-- begin RECORDS TO PROCESS --
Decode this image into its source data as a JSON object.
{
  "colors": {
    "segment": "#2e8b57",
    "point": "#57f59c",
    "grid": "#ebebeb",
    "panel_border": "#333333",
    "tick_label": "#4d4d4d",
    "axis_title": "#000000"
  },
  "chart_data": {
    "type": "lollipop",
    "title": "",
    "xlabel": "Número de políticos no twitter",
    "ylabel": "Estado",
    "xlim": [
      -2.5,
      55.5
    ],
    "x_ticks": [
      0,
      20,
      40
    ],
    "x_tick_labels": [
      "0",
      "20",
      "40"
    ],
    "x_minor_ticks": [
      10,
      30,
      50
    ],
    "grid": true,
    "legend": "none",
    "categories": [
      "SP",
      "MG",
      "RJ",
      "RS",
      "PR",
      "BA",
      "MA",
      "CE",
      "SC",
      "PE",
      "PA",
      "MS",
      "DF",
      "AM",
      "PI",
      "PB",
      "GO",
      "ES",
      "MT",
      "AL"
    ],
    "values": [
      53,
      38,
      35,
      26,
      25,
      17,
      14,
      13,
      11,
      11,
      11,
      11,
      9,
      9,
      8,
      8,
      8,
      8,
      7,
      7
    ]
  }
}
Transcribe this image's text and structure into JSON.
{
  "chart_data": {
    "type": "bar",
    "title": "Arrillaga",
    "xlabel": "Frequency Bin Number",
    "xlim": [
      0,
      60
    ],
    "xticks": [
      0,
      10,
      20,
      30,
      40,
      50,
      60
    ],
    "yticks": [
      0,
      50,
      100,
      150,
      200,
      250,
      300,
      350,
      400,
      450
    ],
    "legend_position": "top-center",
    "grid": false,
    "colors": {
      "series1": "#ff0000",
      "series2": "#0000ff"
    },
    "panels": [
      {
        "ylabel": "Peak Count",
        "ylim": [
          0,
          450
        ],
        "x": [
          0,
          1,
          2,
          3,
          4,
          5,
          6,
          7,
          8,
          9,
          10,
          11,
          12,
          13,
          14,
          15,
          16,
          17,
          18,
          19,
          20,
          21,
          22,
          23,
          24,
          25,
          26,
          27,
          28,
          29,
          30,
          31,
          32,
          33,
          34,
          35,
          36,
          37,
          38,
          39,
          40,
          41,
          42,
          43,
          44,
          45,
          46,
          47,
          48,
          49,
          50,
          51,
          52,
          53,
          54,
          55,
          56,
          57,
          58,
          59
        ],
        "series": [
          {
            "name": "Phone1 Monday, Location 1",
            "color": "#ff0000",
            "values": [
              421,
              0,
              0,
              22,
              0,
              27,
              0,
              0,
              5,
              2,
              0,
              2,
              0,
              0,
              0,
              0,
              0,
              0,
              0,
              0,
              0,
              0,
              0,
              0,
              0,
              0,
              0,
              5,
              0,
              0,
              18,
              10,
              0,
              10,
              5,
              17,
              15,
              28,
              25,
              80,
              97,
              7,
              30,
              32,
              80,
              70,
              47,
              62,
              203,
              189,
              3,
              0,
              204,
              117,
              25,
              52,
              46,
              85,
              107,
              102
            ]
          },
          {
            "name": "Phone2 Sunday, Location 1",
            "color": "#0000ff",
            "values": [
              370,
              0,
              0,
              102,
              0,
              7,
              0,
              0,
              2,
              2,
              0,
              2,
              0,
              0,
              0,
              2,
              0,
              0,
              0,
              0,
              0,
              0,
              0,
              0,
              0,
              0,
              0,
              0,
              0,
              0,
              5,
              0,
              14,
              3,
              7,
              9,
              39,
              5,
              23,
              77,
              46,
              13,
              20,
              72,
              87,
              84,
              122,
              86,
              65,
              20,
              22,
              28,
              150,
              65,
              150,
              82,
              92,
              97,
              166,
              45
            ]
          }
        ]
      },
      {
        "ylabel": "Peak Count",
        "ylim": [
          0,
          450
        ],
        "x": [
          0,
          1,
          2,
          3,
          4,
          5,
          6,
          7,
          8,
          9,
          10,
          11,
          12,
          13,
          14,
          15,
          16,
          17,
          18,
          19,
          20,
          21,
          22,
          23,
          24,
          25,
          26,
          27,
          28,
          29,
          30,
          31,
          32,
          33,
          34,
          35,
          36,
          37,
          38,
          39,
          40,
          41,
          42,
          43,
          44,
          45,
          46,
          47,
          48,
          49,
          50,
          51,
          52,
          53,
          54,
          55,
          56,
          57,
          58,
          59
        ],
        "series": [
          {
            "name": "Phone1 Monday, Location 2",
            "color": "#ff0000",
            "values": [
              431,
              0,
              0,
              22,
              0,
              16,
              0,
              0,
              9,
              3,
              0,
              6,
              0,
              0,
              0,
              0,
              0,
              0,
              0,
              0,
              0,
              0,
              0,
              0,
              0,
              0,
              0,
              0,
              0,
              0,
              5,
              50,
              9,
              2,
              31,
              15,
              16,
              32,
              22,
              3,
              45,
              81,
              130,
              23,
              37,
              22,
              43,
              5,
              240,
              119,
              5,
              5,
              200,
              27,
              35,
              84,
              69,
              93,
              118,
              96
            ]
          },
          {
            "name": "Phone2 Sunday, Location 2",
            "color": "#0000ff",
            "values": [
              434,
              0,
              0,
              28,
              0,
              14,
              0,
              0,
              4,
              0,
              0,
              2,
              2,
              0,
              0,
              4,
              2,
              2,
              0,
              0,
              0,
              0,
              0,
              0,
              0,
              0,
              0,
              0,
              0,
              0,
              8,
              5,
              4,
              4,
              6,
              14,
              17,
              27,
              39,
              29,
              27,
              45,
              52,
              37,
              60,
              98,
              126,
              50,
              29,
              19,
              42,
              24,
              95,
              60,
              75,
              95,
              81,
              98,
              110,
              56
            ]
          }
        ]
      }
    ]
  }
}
-- end RECORDS TO PROCESS --
→ **TASK INSTRUCTIONS**
Make a verbatim copy of every entry shown above.

→ **SOLUTION BELOW**
Decode this image into its source data as a JSON object.
{
  "colors": {
    "segment": "#2e8b57",
    "point": "#57f59c",
    "grid": "#ebebeb",
    "panel_border": "#333333",
    "tick_label": "#4d4d4d",
    "axis_title": "#000000"
  },
  "chart_data": {
    "type": "lollipop",
    "title": "",
    "xlabel": "Número de políticos no twitter",
    "ylabel": "Estado",
    "xlim": [
      -2.5,
      55.5
    ],
    "x_ticks": [
      0,
      20,
      40
    ],
    "x_tick_labels": [
      "0",
      "20",
      "40"
    ],
    "x_minor_ticks": [
      10,
      30,
      50
    ],
    "grid": true,
    "legend": "none",
    "categories": [
      "SP",
      "MG",
      "RJ",
      "RS",
      "PR",
      "BA",
      "MA",
      "CE",
      "SC",
      "PE",
      "PA",
      "MS",
      "DF",
      "AM",
      "PI",
      "PB",
      "GO",
      "ES",
      "MT",
      "AL"
    ],
    "values": [
      53,
      38,
      35,
      26,
      25,
      17,
      14,
      13,
      11,
      11,
      11,
      11,
      9,
      9,
      8,
      8,
      8,
      8,
      7,
      7
    ]
  }
}
Transcribe this image's text and structure into JSON.
{
  "chart_data": {
    "type": "bar",
    "title": "Arrillaga",
    "xlabel": "Frequency Bin Number",
    "xlim": [
      0,
      60
    ],
    "xticks": [
      0,
      10,
      20,
      30,
      40,
      50,
      60
    ],
    "yticks": [
      0,
      50,
      100,
      150,
      200,
      250,
      300,
      350,
      400,
      450
    ],
    "legend_position": "top-center",
    "grid": false,
    "colors": {
      "series1": "#ff0000",
      "series2": "#0000ff"
    },
    "panels": [
      {
        "ylabel": "Peak Count",
        "ylim": [
          0,
          450
        ],
        "x": [
          0,
          1,
          2,
          3,
          4,
          5,
          6,
          7,
          8,
          9,
          10,
          11,
          12,
          13,
          14,
          15,
          16,
          17,
          18,
          19,
          20,
          21,
          22,
          23,
          24,
          25,
          26,
          27,
          28,
          29,
          30,
          31,
          32,
          33,
          34,
          35,
          36,
          37,
          38,
          39,
          40,
          41,
          42,
          43,
          44,
          45,
          46,
          47,
          48,
          49,
          50,
          51,
          52,
          53,
          54,
          55,
          56,
          57,
          58,
          59
        ],
        "series": [
          {
            "name": "Phone1 Monday, Location 1",
            "color": "#ff0000",
            "values": [
              421,
              0,
              0,
              22,
              0,
              27,
              0,
              0,
              5,
              2,
              0,
              2,
              0,
              0,
              0,
              0,
              0,
              0,
              0,
              0,
              0,
              0,
              0,
              0,
              0,
              0,
              0,
              5,
              0,
              0,
              18,
              10,
              0,
              10,
              5,
              17,
              15,
              28,
              25,
              80,
              97,
              7,
              30,
              32,
              80,
              70,
              47,
              62,
              203,
              189,
              3,
              0,
              204,
              117,
              25,
              52,
              46,
              85,
              107,
              102
            ]
          },
          {
            "name": "Phone2 Sunday, Location 1",
            "color": "#0000ff",
            "values": [
              370,
              0,
              0,
              102,
              0,
              7,
              0,
              0,
              2,
              2,
              0,
              2,
              0,
              0,
              0,
              2,
              0,
              0,
              0,
              0,
              0,
              0,
              0,
              0,
              0,
              0,
              0,
              0,
              0,
              0,
              5,
              0,
              14,
              3,
              7,
              9,
              39,
              5,
              23,
              77,
              46,
              13,
              20,
              72,
              87,
              84,
              122,
              86,
              65,
              20,
              22,
              28,
              150,
              65,
              150,
              82,
              92,
              97,
              166,
              45
            ]
          }
        ]
      },
      {
        "ylabel": "Peak Count",
        "ylim": [
          0,
          450
        ],
        "x": [
          0,
          1,
          2,
          3,
          4,
          5,
          6,
          7,
          8,
          9,
          10,
          11,
          12,
          13,
          14,
          15,
          16,
          17,
          18,
          19,
          20,
          21,
          22,
          23,
          24,
          25,
          26,
          27,
          28,
          29,
          30,
          31,
          32,
          33,
          34,
          35,
          36,
          37,
          38,
          39,
          40,
          41,
          42,
          43,
          44,
          45,
          46,
          47,
          48,
          49,
          50,
          51,
          52,
          53,
          54,
          55,
          56,
          57,
          58,
          59
        ],
        "series": [
          {
            "name": "Phone1 Monday, Location 2",
            "color": "#ff0000",
            "values": [
              431,
              0,
              0,
              22,
              0,
              16,
              0,
              0,
              9,
              3,
              0,
              6,
              0,
              0,
              0,
              0,
              0,
              0,
              0,
              0,
              0,
              0,
              0,
              0,
              0,
              0,
              0,
              0,
              0,
              0,
              5,
              50,
              9,
              2,
              31,
              15,
              16,
              32,
              22,
              3,
              45,
              81,
              130,
              23,
              37,
              22,
              43,
              5,
              240,
              119,
              5,
              5,
              200,
              27,
              35,
              84,
              69,
              93,
              118,
              96
            ]
          },
          {
            "name": "Phone2 Sunday, Location 2",
            "color": "#0000ff",
            "values": [
              434,
              0,
              0,
              28,
              0,
              14,
              0,
              0,
              4,
              0,
              0,
              2,
              2,
              0,
              0,
              4,
              2,
              2,
              0,
              0,
              0,
              0,
              0,
              0,
              0,
              0,
              0,
              0,
              0,
              0,
              8,
              5,
              4,
              4,
              6,
              14,
              17,
              27,
              39,
              29,
              27,
              45,
              52,
              37,
              60,
              98,
              126,
              50,
              29,
              19,
              42,
              24,
              95,
              60,
              75,
              95,
              81,
              98,
              110,
              56
            ]
          }
        ]
      }
    ]
  }
}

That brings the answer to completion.